[Figure data in JSON]
----

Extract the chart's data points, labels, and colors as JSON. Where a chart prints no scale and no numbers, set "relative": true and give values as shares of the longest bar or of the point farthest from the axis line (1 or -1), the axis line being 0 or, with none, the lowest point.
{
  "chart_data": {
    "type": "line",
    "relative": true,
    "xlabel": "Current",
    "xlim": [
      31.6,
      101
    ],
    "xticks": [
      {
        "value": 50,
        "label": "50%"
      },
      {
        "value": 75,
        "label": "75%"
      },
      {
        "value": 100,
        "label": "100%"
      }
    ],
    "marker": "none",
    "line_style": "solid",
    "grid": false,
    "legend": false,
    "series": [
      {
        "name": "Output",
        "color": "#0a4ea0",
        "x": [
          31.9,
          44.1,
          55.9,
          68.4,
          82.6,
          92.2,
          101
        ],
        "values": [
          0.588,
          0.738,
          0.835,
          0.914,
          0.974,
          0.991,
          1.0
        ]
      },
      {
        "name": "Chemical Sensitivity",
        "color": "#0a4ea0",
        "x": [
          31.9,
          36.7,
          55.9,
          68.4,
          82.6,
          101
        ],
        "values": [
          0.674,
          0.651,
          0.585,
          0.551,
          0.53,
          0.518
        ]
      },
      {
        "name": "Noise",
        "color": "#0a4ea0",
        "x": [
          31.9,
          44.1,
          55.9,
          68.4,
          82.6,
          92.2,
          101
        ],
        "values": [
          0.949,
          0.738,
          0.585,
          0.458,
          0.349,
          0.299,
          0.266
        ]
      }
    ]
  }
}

----

Each of the records should be retyped exactly.

Extract the chart's data points, labels, and colors as JSON. Where a chart prints no scale and no numbers, set "relative": true and give values as shares of the longest bar or of the point farthest from the axis line (1 or -1), the axis line being 0 or, with none, the lowest point.
{
  "chart_data": {
    "type": "line",
    "relative": true,
    "xlabel": "Current",
    "xlim": [
      31.6,
      101
    ],
    "xticks": [
      {
        "value": 50,
        "label": "50%"
      },
      {
        "value": 75,
        "label": "75%"
      },
      {
        "value": 100,
        "label": "100%"
      }
    ],
    "marker": "none",
    "line_style": "solid",
    "grid": false,
    "legend": false,
    "series": [
      {
        "name": "Output",
        "color": "#0a4ea0",
        "x": [
          31.9,
          44.1,
          55.9,
          68.4,
          82.6,
          92.2,
          101
        ],
        "values": [
          0.588,
          0.738,
          0.835,
          0.914,
          0.974,
          0.991,
          1.0
        ]
      },
      {
        "name": "Chemical Sensitivity",
        "color": "#0a4ea0",
        "x": [
          31.9,
          36.7,
          55.9,
          68.4,
          82.6,
          101
        ],
        "values": [
          0.674,
          0.651,
          0.585,
          0.551,
          0.53,
          0.518
        ]
      },
      {
        "name": "Noise",
        "color": "#0a4ea0",
        "x": [
          31.9,
          44.1,
          55.9,
          68.4,
          82.6,
          92.2,
          101
        ],
        "values": [
          0.949,
          0.738,
          0.585,
          0.458,
          0.349,
          0.299,
          0.266
        ]
      }
    ]
  }
}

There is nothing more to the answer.